Task goal:
Show each line that has the string "Gold" in it.

************

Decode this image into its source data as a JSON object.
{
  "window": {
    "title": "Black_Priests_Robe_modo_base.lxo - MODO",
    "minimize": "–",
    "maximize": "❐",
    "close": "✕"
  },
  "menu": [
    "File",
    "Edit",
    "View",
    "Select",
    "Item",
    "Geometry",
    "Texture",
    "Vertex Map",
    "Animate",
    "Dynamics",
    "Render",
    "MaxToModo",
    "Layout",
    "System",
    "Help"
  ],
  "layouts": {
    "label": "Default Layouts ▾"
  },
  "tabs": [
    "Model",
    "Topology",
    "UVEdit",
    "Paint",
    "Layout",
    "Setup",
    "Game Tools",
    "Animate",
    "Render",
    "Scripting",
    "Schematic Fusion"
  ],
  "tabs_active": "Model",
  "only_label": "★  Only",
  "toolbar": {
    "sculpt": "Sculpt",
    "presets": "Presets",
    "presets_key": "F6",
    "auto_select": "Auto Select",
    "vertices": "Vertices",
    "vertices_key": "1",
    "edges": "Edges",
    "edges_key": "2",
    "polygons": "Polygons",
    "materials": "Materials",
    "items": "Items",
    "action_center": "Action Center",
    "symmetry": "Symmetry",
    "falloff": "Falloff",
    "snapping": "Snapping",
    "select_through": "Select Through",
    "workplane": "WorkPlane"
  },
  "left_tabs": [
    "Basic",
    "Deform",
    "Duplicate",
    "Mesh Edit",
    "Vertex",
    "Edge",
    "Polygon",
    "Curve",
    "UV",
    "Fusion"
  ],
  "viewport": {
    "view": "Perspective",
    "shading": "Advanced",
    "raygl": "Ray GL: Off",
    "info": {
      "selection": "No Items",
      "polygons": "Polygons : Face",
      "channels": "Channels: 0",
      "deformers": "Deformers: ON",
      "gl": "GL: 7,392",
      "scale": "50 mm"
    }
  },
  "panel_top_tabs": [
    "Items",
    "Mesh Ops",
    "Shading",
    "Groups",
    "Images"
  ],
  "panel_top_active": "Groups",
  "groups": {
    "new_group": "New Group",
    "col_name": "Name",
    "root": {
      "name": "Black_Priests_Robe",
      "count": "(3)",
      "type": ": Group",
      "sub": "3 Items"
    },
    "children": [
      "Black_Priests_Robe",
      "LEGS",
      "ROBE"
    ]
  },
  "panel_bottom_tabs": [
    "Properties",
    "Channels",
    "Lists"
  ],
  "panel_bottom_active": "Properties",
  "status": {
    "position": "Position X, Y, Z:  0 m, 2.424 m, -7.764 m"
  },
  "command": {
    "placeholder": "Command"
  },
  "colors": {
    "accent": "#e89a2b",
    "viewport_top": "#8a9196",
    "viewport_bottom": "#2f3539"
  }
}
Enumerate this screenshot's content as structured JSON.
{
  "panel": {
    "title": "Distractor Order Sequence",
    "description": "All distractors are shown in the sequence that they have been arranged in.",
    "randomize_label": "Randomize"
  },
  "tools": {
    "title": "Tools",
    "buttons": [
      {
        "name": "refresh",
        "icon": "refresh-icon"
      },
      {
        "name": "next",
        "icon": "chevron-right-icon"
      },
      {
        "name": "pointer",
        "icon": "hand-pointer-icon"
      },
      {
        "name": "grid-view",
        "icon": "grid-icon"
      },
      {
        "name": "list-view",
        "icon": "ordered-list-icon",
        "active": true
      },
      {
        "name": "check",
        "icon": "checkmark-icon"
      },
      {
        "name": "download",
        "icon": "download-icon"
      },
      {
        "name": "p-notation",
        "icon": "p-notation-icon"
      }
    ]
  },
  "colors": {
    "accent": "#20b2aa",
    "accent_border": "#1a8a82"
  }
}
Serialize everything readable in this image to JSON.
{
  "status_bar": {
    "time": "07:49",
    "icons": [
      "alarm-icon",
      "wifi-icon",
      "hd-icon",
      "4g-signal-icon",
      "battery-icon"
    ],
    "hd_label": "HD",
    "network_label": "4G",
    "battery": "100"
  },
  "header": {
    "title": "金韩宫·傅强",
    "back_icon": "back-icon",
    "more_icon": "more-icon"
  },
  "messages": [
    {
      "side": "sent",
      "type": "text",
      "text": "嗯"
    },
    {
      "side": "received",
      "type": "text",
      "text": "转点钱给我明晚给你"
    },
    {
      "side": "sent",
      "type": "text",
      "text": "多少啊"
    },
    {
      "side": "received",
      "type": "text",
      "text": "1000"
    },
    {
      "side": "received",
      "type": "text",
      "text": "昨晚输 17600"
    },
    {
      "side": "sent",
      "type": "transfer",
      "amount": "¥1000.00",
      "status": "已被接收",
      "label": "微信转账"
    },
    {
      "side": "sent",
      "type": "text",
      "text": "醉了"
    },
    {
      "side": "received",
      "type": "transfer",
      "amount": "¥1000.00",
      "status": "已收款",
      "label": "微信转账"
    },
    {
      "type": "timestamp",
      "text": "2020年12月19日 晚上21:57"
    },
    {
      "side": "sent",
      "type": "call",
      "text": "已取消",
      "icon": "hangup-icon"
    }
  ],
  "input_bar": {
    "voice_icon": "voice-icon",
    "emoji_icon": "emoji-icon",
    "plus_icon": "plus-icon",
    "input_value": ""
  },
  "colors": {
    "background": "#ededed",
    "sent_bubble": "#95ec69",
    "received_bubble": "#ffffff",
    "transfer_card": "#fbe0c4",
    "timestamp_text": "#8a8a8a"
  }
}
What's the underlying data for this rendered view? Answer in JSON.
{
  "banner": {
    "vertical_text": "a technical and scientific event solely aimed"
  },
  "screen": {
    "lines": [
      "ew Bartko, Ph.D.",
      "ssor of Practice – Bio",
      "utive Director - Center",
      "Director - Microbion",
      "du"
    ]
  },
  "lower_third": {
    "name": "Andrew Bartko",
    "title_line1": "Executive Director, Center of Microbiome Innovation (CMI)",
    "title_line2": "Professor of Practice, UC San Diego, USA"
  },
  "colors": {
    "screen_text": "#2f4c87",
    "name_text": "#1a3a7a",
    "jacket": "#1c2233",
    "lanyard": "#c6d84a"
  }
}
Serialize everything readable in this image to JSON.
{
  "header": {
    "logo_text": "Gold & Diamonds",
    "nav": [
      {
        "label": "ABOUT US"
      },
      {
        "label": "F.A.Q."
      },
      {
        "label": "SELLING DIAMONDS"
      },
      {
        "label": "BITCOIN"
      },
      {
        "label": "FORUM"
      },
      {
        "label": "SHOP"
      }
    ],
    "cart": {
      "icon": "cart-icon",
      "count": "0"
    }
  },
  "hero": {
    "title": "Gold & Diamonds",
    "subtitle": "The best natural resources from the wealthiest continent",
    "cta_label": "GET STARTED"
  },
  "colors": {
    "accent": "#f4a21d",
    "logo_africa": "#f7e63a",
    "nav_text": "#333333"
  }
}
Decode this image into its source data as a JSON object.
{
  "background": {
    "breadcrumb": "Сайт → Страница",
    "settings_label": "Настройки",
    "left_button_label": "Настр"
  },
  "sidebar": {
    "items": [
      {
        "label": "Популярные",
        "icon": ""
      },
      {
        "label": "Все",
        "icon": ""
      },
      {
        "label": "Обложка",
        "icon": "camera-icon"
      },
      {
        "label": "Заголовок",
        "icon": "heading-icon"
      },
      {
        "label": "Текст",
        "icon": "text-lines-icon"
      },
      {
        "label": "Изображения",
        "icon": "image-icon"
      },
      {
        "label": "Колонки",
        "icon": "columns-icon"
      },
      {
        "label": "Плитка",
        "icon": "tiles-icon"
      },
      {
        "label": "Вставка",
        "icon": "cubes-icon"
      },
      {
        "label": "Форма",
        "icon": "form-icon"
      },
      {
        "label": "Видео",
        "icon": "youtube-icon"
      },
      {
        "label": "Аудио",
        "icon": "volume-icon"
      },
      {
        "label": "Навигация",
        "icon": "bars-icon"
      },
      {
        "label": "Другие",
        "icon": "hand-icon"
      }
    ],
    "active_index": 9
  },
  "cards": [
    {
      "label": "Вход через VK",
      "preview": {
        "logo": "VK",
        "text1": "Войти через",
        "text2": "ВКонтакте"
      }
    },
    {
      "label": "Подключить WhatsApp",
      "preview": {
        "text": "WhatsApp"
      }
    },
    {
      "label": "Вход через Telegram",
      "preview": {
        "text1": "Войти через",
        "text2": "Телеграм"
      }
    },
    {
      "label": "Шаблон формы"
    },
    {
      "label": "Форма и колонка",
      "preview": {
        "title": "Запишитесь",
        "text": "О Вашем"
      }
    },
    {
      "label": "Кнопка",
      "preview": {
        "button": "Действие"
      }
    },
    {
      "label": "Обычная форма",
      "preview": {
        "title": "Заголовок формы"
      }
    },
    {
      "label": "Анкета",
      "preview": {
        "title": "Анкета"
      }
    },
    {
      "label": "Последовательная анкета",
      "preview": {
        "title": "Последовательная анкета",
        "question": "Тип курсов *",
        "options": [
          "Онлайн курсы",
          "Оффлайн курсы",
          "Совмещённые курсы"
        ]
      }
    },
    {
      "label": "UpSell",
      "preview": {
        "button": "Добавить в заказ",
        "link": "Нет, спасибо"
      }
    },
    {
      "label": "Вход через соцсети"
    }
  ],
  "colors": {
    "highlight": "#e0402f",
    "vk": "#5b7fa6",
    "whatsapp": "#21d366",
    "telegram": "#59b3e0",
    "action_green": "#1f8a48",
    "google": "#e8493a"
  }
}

************

Solution for this task:
    "logo_text": "Gold & Diamonds",
    "title": "Gold & Diamonds",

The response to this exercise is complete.